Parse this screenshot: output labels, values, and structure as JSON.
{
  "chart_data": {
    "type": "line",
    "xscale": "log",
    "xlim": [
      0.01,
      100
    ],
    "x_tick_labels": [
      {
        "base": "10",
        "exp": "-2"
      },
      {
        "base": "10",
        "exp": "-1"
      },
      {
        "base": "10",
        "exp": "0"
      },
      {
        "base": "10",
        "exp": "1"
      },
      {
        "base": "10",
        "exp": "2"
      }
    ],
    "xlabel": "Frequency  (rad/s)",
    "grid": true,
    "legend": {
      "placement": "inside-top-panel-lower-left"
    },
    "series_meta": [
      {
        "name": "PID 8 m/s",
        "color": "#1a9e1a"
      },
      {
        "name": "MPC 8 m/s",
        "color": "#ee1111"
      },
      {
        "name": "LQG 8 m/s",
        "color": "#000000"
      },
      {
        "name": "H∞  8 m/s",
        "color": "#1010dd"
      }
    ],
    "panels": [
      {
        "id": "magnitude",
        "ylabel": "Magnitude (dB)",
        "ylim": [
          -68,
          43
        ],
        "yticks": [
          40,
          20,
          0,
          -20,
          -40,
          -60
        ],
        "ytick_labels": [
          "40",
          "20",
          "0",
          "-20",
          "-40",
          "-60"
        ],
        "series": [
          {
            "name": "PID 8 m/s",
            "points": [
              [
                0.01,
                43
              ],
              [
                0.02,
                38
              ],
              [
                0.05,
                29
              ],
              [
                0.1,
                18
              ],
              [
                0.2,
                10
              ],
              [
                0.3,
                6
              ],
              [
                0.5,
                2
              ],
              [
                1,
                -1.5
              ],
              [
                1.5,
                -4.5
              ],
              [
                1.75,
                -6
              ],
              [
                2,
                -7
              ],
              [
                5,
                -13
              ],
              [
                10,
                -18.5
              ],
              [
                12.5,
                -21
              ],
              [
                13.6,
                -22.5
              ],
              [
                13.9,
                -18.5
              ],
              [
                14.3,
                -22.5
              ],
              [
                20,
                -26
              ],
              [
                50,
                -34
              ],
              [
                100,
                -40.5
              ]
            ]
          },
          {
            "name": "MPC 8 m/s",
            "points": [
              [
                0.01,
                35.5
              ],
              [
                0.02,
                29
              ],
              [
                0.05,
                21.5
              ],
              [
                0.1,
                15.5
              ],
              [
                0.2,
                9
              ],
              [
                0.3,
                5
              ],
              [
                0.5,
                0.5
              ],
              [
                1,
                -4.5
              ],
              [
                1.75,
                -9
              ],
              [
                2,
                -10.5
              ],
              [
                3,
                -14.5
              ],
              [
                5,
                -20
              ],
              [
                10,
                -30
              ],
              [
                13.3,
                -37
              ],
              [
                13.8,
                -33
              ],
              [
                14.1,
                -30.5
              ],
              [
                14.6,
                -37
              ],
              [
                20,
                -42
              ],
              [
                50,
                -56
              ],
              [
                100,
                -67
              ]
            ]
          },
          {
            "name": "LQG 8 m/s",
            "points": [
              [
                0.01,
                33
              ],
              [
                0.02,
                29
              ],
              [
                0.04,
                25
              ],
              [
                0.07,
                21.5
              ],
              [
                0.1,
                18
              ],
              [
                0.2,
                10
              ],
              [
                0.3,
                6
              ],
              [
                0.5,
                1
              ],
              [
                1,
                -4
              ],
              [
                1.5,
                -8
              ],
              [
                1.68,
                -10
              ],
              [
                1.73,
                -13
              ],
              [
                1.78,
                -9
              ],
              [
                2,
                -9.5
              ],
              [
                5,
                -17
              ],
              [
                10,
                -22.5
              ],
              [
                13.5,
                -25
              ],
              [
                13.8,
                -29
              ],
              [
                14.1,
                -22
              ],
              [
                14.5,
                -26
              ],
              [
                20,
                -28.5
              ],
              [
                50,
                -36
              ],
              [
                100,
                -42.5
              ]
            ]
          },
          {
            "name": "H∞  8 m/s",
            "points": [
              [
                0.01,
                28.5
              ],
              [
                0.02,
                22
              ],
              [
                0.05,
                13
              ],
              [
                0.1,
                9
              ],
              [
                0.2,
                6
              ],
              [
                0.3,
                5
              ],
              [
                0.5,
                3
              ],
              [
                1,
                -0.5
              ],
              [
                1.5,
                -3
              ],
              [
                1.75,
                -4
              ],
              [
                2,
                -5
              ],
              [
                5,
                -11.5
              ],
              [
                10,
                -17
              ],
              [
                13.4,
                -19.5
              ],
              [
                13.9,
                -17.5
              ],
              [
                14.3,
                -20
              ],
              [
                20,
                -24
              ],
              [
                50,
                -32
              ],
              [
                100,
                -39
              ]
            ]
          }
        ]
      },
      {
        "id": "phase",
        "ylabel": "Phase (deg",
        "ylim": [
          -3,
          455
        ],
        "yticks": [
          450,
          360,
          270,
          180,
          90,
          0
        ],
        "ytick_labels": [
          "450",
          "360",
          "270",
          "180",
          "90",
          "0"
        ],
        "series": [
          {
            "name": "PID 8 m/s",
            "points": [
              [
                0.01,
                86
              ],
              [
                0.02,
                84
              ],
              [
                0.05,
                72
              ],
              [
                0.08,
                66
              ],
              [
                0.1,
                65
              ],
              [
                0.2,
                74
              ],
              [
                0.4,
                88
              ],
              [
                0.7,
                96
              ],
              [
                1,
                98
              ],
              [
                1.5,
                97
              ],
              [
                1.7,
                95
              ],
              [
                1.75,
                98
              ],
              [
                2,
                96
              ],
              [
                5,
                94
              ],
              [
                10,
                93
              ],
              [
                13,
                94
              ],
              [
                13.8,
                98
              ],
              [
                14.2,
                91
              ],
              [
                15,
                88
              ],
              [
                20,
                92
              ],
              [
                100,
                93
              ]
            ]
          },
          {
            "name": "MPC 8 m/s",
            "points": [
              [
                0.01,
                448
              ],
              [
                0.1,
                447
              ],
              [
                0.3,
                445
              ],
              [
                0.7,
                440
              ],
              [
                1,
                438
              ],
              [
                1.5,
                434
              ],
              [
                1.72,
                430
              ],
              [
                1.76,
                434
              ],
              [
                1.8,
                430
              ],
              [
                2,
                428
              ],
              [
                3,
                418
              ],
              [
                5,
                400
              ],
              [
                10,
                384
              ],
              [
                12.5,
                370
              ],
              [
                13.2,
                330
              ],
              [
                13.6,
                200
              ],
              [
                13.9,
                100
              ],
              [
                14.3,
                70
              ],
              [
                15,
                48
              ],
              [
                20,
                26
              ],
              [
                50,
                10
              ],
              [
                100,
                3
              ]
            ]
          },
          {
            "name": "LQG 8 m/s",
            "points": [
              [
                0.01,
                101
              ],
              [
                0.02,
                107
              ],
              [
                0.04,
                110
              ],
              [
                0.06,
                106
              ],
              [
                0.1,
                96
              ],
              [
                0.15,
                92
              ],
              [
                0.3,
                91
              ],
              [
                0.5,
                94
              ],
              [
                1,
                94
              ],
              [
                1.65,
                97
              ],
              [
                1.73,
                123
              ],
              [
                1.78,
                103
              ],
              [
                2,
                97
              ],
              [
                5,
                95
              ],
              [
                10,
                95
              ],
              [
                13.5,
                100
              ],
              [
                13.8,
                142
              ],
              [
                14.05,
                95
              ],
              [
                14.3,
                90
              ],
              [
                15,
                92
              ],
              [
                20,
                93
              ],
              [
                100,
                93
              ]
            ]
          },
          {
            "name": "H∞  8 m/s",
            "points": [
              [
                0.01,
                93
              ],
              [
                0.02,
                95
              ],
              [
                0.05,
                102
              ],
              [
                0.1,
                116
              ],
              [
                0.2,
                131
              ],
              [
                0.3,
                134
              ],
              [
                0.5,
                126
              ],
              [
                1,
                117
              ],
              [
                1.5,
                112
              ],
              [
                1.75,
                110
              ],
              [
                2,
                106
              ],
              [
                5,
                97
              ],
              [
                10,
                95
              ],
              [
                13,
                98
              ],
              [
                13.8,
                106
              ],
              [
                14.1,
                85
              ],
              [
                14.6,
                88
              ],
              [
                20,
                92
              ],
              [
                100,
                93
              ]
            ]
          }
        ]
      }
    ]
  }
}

**WHAT IS ASKED**
Copy down every line of the entries containing the word "ylabel".

**RIGHT ANSWER**
        "ylabel": "Magnitude (dB)",
        "ylabel": "Phase (deg",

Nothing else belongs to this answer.